» Problem details
Copy out, from the entries below, each line holding the string "Roll".

» Information provided
** start **
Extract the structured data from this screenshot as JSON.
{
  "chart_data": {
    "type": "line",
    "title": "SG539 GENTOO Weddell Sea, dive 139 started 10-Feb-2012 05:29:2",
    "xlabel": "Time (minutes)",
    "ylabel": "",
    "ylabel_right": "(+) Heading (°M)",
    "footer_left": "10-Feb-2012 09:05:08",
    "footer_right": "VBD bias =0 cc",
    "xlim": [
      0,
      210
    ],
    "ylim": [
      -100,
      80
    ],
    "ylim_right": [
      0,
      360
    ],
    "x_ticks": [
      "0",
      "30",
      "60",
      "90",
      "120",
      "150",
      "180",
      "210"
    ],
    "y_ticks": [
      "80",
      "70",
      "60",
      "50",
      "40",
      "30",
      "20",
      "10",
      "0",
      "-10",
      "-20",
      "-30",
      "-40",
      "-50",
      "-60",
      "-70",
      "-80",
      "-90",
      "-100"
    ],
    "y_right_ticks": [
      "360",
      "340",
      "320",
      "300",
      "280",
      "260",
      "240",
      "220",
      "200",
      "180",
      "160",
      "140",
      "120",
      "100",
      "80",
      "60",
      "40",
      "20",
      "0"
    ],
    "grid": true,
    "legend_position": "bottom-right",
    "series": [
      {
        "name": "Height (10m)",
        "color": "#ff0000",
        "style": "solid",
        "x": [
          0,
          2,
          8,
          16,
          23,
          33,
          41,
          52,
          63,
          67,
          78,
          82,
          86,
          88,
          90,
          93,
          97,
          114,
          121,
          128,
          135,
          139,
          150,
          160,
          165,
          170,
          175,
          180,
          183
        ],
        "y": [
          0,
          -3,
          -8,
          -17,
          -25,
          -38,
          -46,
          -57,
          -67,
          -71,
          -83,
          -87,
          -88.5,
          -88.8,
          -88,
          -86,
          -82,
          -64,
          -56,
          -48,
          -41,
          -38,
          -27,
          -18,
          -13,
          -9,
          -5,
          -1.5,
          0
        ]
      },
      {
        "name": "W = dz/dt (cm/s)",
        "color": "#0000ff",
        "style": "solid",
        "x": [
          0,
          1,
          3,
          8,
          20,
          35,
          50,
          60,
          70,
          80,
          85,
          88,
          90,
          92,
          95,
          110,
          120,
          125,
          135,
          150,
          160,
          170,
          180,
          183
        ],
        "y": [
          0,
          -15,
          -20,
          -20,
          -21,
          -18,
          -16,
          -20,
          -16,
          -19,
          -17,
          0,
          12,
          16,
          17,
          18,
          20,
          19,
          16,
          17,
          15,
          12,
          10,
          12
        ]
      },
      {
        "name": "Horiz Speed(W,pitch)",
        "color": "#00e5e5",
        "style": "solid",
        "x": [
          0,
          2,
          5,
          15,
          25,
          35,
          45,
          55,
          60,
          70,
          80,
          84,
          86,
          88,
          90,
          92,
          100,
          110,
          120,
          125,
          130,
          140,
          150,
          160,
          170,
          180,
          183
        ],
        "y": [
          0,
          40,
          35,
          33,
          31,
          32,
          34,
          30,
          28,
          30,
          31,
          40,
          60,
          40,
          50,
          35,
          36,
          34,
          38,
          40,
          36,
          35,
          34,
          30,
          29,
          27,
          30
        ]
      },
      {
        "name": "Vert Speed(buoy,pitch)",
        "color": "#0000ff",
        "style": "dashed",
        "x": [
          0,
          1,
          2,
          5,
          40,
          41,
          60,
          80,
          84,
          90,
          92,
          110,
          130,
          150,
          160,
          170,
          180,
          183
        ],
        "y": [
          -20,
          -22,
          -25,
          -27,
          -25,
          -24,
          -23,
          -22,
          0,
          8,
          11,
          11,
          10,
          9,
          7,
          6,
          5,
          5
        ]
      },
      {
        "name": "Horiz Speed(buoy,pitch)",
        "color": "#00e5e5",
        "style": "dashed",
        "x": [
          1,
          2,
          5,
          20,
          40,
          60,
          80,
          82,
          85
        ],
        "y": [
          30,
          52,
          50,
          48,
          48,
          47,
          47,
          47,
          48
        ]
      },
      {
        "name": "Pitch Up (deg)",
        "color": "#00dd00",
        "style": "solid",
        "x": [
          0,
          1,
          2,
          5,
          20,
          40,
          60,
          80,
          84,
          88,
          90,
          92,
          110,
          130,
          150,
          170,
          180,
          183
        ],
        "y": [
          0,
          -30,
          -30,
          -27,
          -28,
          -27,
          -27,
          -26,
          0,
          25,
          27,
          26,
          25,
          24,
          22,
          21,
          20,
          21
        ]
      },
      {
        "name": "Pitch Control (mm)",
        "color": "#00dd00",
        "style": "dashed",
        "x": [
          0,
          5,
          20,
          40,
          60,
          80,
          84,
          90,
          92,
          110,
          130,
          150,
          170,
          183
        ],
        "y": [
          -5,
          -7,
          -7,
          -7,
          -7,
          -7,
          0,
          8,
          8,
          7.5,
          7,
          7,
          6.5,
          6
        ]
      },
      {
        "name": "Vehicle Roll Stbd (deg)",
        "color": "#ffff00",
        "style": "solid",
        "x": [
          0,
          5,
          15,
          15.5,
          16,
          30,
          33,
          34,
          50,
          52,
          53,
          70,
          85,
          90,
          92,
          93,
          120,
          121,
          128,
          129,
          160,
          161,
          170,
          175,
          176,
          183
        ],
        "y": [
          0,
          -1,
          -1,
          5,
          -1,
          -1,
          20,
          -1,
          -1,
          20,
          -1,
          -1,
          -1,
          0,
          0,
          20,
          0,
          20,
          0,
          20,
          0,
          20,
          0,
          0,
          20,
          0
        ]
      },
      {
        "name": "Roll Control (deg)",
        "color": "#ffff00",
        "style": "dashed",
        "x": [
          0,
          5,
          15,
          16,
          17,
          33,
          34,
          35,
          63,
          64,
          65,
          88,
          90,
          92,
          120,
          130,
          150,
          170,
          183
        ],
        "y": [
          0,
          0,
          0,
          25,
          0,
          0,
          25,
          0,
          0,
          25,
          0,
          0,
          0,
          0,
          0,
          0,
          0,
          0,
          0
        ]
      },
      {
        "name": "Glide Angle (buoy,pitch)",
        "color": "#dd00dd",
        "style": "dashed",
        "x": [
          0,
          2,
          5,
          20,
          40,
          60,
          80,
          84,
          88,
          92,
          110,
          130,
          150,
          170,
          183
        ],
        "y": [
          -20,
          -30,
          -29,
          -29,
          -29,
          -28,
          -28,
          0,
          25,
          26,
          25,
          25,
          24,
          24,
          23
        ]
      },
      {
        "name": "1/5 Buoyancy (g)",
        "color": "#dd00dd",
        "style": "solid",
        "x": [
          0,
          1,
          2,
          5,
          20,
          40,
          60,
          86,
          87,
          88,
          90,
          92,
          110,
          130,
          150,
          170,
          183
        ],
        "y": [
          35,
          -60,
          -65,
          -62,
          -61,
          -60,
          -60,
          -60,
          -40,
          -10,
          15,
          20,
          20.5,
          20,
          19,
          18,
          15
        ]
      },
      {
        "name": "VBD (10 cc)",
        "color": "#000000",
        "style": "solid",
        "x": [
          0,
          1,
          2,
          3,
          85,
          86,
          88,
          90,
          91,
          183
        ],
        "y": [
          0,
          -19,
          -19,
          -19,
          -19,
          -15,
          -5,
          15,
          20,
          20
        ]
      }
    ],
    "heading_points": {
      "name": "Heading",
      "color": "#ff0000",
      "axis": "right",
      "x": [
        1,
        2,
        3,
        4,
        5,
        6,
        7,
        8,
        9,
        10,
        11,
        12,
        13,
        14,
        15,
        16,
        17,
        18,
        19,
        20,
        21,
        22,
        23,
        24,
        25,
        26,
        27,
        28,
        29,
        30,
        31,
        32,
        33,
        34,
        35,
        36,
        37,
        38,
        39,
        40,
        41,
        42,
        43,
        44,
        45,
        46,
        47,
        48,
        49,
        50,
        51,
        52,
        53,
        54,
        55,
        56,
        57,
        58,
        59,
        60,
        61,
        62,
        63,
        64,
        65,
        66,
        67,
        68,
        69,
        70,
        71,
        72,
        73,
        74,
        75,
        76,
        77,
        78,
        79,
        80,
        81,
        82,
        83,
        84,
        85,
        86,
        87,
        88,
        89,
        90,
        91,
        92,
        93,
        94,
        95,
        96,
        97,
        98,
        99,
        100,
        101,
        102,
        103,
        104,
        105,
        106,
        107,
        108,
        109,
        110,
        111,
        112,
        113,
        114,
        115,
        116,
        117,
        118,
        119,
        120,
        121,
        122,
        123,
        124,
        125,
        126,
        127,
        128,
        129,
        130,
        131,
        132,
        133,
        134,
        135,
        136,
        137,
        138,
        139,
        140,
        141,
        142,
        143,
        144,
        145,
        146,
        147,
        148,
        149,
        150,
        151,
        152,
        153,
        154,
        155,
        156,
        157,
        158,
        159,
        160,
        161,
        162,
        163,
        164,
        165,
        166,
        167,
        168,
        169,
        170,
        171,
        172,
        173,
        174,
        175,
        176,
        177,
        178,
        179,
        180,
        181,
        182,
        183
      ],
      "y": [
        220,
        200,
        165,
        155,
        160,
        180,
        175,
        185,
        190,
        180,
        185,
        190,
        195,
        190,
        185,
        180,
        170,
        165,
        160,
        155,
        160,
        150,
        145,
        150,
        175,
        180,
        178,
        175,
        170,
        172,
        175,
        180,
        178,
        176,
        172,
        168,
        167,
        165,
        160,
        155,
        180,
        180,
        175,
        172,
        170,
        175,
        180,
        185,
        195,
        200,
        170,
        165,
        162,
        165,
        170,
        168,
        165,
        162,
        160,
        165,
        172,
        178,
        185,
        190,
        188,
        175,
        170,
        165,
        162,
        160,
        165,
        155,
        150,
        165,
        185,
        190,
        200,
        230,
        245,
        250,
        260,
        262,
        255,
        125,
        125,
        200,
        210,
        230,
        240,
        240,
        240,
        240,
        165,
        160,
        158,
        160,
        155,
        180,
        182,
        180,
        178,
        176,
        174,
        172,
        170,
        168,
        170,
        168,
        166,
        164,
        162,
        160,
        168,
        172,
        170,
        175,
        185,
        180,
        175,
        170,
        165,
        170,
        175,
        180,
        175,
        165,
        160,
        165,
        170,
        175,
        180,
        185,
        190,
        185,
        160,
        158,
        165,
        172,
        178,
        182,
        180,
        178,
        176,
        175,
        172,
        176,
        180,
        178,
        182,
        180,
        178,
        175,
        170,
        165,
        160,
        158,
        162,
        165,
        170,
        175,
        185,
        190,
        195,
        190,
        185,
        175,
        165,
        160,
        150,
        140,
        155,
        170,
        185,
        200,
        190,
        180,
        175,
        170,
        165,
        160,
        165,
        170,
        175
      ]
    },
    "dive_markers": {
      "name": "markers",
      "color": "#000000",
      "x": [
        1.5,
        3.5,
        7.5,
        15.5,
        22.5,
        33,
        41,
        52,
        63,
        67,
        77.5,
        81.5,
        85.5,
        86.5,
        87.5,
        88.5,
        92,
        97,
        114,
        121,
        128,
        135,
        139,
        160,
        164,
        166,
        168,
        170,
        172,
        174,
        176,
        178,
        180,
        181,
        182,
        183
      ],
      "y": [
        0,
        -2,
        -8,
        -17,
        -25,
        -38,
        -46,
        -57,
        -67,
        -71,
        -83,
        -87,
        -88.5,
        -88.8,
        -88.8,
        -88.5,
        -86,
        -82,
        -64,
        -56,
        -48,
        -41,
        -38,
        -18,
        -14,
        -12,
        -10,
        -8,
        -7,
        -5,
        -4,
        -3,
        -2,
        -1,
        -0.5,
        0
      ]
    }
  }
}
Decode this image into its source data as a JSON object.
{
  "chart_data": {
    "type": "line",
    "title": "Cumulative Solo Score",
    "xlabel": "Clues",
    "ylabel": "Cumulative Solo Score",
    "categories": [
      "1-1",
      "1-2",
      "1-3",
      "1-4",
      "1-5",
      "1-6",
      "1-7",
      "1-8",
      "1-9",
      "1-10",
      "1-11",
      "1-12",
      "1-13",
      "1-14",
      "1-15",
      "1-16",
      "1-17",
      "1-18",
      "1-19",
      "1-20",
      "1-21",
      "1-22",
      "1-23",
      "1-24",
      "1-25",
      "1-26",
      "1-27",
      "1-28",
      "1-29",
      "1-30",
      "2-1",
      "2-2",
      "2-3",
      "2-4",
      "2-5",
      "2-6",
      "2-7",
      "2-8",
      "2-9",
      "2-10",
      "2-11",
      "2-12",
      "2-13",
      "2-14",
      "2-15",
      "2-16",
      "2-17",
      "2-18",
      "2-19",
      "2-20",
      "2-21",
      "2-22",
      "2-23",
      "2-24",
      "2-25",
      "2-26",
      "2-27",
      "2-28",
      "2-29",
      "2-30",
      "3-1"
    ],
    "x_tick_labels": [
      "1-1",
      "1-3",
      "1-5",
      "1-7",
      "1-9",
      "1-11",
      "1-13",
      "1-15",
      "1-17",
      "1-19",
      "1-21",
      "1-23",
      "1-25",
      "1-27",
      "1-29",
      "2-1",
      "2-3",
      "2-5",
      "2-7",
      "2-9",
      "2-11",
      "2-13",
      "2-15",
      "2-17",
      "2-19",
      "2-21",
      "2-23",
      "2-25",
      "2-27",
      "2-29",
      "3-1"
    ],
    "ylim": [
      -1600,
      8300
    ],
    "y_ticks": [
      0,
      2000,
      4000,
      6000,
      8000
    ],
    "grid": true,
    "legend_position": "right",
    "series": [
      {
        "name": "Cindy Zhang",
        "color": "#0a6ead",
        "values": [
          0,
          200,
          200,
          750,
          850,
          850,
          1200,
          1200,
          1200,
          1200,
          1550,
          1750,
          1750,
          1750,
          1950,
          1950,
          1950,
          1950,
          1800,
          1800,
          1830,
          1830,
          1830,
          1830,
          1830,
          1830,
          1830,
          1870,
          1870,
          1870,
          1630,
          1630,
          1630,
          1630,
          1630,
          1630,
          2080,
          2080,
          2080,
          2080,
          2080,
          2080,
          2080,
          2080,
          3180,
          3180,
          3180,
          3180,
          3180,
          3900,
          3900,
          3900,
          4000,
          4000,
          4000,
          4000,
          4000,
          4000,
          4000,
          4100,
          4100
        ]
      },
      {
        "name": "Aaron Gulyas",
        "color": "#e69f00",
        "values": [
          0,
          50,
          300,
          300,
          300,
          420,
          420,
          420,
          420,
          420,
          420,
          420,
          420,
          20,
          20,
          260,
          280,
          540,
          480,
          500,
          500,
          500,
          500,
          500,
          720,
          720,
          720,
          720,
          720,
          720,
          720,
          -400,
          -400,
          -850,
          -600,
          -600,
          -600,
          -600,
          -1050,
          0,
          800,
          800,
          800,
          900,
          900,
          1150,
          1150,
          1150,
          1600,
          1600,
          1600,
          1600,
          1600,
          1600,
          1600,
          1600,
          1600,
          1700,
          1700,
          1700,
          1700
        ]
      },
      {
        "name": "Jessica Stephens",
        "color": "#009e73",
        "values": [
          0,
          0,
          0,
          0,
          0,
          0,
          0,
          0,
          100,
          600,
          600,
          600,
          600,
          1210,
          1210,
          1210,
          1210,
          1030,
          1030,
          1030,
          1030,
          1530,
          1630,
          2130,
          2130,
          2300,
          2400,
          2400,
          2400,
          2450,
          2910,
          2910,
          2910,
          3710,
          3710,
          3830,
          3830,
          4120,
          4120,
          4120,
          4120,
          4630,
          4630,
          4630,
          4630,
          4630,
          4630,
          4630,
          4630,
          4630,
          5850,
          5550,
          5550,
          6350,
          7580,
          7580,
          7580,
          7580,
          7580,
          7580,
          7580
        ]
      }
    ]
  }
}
** end **
» Reply to the exercise
        "name": "Vehicle Roll Stbd (deg)",
        "name": "Roll Control (deg)",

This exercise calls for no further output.